## DATA LISTING
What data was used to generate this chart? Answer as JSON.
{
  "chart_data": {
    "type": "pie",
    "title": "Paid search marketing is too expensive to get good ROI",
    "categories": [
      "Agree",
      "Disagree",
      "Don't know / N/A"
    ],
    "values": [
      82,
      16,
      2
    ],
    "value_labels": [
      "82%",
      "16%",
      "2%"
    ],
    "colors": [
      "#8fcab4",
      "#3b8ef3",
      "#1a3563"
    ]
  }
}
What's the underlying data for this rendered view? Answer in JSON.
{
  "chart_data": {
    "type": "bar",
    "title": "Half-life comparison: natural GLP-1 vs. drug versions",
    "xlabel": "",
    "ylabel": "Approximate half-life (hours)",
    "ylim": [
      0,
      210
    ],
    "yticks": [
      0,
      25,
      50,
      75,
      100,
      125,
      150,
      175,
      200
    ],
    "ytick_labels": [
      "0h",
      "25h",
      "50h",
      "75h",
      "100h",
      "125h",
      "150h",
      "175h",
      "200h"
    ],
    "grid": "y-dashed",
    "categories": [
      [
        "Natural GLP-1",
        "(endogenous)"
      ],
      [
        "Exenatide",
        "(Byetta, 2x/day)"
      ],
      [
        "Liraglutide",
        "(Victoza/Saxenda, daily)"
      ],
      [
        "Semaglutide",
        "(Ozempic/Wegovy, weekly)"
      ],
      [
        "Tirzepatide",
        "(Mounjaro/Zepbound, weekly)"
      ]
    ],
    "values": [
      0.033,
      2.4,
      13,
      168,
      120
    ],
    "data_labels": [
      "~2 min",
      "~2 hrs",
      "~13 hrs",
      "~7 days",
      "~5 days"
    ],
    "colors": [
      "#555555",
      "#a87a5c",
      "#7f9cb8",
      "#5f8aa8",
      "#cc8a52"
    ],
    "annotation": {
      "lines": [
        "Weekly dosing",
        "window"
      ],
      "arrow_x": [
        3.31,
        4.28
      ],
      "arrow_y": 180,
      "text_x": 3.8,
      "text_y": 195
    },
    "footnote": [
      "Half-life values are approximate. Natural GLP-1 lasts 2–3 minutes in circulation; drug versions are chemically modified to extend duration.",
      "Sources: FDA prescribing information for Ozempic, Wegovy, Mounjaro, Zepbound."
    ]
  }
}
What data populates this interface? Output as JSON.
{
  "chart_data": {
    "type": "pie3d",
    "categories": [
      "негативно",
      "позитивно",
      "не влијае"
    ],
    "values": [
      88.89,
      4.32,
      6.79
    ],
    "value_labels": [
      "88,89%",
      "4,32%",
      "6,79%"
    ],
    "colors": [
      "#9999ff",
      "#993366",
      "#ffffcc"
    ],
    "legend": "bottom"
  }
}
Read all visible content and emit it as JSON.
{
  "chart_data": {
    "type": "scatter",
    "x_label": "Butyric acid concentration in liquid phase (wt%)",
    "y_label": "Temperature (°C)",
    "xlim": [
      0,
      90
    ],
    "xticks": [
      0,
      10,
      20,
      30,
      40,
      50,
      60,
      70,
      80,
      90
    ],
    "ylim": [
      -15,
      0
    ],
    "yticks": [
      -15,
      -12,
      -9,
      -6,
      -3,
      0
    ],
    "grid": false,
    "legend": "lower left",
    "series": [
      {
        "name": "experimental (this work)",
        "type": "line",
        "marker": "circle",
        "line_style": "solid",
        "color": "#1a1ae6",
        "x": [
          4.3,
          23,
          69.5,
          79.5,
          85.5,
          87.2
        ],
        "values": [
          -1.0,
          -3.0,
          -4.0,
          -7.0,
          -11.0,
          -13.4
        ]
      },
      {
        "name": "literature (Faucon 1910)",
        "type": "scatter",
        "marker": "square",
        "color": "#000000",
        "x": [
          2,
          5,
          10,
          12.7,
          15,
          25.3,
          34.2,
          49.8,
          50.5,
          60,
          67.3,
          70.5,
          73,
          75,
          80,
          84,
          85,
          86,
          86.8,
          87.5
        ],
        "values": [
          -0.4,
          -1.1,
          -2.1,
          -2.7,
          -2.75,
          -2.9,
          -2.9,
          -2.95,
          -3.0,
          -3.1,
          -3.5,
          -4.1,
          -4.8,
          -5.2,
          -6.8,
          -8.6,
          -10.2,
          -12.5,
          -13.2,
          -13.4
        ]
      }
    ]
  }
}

## YOUR GOAL
Retype every record above exactly as written.

## TASK RESPONSE
What data was used to generate this chart? Answer as JSON.
{
  "chart_data": {
    "type": "pie",
    "title": "Paid search marketing is too expensive to get good ROI",
    "categories": [
      "Agree",
      "Disagree",
      "Don't know / N/A"
    ],
    "values": [
      82,
      16,
      2
    ],
    "value_labels": [
      "82%",
      "16%",
      "2%"
    ],
    "colors": [
      "#8fcab4",
      "#3b8ef3",
      "#1a3563"
    ]
  }
}
What's the underlying data for this rendered view? Answer in JSON.
{
  "chart_data": {
    "type": "bar",
    "title": "Half-life comparison: natural GLP-1 vs. drug versions",
    "xlabel": "",
    "ylabel": "Approximate half-life (hours)",
    "ylim": [
      0,
      210
    ],
    "yticks": [
      0,
      25,
      50,
      75,
      100,
      125,
      150,
      175,
      200
    ],
    "ytick_labels": [
      "0h",
      "25h",
      "50h",
      "75h",
      "100h",
      "125h",
      "150h",
      "175h",
      "200h"
    ],
    "grid": "y-dashed",
    "categories": [
      [
        "Natural GLP-1",
        "(endogenous)"
      ],
      [
        "Exenatide",
        "(Byetta, 2x/day)"
      ],
      [
        "Liraglutide",
        "(Victoza/Saxenda, daily)"
      ],
      [
        "Semaglutide",
        "(Ozempic/Wegovy, weekly)"
      ],
      [
        "Tirzepatide",
        "(Mounjaro/Zepbound, weekly)"
      ]
    ],
    "values": [
      0.033,
      2.4,
      13,
      168,
      120
    ],
    "data_labels": [
      "~2 min",
      "~2 hrs",
      "~13 hrs",
      "~7 days",
      "~5 days"
    ],
    "colors": [
      "#555555",
      "#a87a5c",
      "#7f9cb8",
      "#5f8aa8",
      "#cc8a52"
    ],
    "annotation": {
      "lines": [
        "Weekly dosing",
        "window"
      ],
      "arrow_x": [
        3.31,
        4.28
      ],
      "arrow_y": 180,
      "text_x": 3.8,
      "text_y": 195
    },
    "footnote": [
      "Half-life values are approximate. Natural GLP-1 lasts 2–3 minutes in circulation; drug versions are chemically modified to extend duration.",
      "Sources: FDA prescribing information for Ozempic, Wegovy, Mounjaro, Zepbound."
    ]
  }
}
What data populates this interface? Output as JSON.
{
  "chart_data": {
    "type": "pie3d",
    "categories": [
      "негативно",
      "позитивно",
      "не влијае"
    ],
    "values": [
      88.89,
      4.32,
      6.79
    ],
    "value_labels": [
      "88,89%",
      "4,32%",
      "6,79%"
    ],
    "colors": [
      "#9999ff",
      "#993366",
      "#ffffcc"
    ],
    "legend": "bottom"
  }
}
Read all visible content and emit it as JSON.
{
  "chart_data": {
    "type": "scatter",
    "x_label": "Butyric acid concentration in liquid phase (wt%)",
    "y_label": "Temperature (°C)",
    "xlim": [
      0,
      90
    ],
    "xticks": [
      0,
      10,
      20,
      30,
      40,
      50,
      60,
      70,
      80,
      90
    ],
    "ylim": [
      -15,
      0
    ],
    "yticks": [
      -15,
      -12,
      -9,
      -6,
      -3,
      0
    ],
    "grid": false,
    "legend": "lower left",
    "series": [
      {
        "name": "experimental (this work)",
        "type": "line",
        "marker": "circle",
        "line_style": "solid",
        "color": "#1a1ae6",
        "x": [
          4.3,
          23,
          69.5,
          79.5,
          85.5,
          87.2
        ],
        "values": [
          -1.0,
          -3.0,
          -4.0,
          -7.0,
          -11.0,
          -13.4
        ]
      },
      {
        "name": "literature (Faucon 1910)",
        "type": "scatter",
        "marker": "square",
        "color": "#000000",
        "x": [
          2,
          5,
          10,
          12.7,
          15,
          25.3,
          34.2,
          49.8,
          50.5,
          60,
          67.3,
          70.5,
          73,
          75,
          80,
          84,
          85,
          86,
          86.8,
          87.5
        ],
        "values": [
          -0.4,
          -1.1,
          -2.1,
          -2.7,
          -2.75,
          -2.9,
          -2.9,
          -2.95,
          -3.0,
          -3.1,
          -3.5,
          -4.1,
          -4.8,
          -5.2,
          -6.8,
          -8.6,
          -10.2,
          -12.5,
          -13.2,
          -13.4
        ]
      }
    ]
  }
}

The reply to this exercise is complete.